## Do this
Wherever the string "Venez" appears, copy the whole line.

## Material provided
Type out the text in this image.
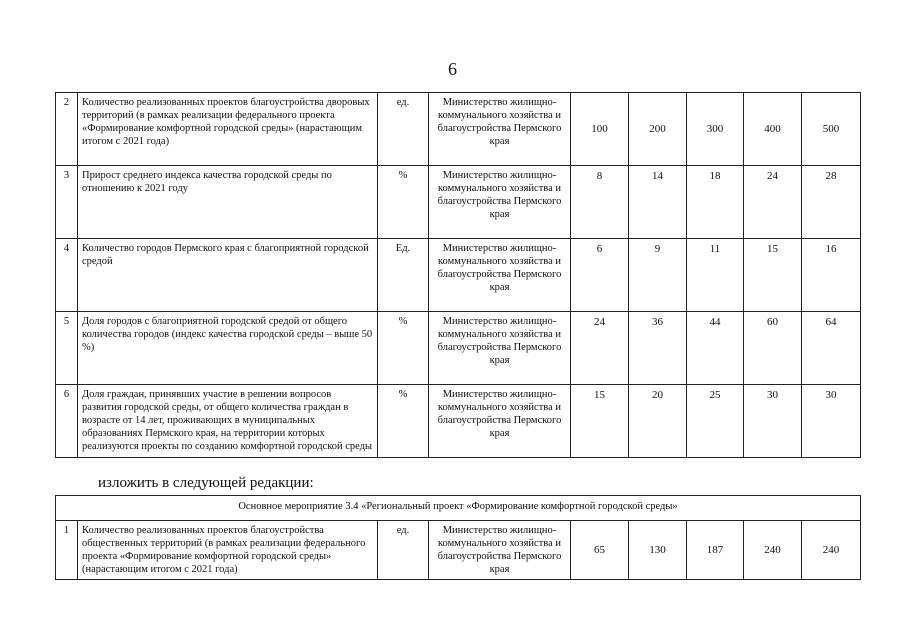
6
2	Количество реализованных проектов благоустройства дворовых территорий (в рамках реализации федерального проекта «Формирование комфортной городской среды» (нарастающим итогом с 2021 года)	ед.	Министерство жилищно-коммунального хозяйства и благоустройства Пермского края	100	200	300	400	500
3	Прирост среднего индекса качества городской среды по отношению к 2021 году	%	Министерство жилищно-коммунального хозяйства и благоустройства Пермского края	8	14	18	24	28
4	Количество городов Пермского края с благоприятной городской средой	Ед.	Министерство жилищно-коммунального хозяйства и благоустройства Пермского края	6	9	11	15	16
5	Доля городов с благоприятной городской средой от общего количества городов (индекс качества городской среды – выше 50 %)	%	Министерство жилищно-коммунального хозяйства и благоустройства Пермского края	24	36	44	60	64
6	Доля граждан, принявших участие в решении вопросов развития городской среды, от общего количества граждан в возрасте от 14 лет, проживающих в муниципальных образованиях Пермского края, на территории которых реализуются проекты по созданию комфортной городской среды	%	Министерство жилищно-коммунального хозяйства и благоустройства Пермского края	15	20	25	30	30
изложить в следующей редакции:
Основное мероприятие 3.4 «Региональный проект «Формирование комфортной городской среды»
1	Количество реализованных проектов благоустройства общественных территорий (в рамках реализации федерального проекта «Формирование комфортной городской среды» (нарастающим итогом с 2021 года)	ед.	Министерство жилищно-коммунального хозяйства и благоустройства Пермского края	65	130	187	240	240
...
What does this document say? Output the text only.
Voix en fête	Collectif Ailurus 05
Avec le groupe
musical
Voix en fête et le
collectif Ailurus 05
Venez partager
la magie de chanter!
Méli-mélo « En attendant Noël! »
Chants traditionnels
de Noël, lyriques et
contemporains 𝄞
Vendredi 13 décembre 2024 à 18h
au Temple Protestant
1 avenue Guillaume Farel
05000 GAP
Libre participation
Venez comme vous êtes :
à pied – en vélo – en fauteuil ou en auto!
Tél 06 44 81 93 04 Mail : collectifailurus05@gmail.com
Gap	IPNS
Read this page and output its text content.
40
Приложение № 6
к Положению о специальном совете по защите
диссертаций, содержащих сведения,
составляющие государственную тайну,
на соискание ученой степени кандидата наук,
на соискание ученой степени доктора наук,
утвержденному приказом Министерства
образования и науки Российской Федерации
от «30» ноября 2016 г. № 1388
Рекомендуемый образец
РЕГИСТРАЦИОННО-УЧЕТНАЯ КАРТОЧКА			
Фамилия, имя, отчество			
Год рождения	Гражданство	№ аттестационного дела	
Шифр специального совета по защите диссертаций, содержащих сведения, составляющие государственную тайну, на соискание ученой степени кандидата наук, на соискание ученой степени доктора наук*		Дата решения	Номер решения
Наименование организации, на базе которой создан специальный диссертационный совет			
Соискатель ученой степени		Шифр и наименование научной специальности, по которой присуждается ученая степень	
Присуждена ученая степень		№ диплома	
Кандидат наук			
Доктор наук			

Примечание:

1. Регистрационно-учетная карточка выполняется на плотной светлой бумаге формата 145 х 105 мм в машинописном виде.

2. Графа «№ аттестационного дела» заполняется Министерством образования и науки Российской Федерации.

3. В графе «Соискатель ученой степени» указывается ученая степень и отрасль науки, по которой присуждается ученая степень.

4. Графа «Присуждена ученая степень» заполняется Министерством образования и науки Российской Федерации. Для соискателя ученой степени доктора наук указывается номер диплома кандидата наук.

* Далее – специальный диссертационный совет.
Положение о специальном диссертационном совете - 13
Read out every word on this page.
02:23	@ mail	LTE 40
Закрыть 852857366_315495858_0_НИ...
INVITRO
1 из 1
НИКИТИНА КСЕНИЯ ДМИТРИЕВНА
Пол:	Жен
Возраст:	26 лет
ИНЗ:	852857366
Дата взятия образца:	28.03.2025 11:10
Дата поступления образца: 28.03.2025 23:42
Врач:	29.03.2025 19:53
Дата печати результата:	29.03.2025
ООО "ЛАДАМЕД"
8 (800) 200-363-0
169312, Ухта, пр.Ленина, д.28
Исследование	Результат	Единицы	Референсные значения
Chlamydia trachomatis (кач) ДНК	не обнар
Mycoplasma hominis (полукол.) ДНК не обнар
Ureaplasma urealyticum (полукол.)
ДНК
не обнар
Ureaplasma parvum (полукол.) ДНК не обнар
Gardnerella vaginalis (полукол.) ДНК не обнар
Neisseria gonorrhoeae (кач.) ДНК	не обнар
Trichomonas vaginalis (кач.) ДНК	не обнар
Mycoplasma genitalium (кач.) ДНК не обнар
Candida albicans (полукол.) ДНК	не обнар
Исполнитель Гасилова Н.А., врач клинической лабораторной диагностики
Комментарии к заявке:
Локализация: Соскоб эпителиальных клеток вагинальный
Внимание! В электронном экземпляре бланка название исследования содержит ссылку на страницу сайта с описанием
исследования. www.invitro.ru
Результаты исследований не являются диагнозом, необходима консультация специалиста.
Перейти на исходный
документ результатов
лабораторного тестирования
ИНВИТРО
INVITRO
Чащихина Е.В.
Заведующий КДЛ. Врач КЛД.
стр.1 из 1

## Reply
Venez partager
Venez comme vous êtes :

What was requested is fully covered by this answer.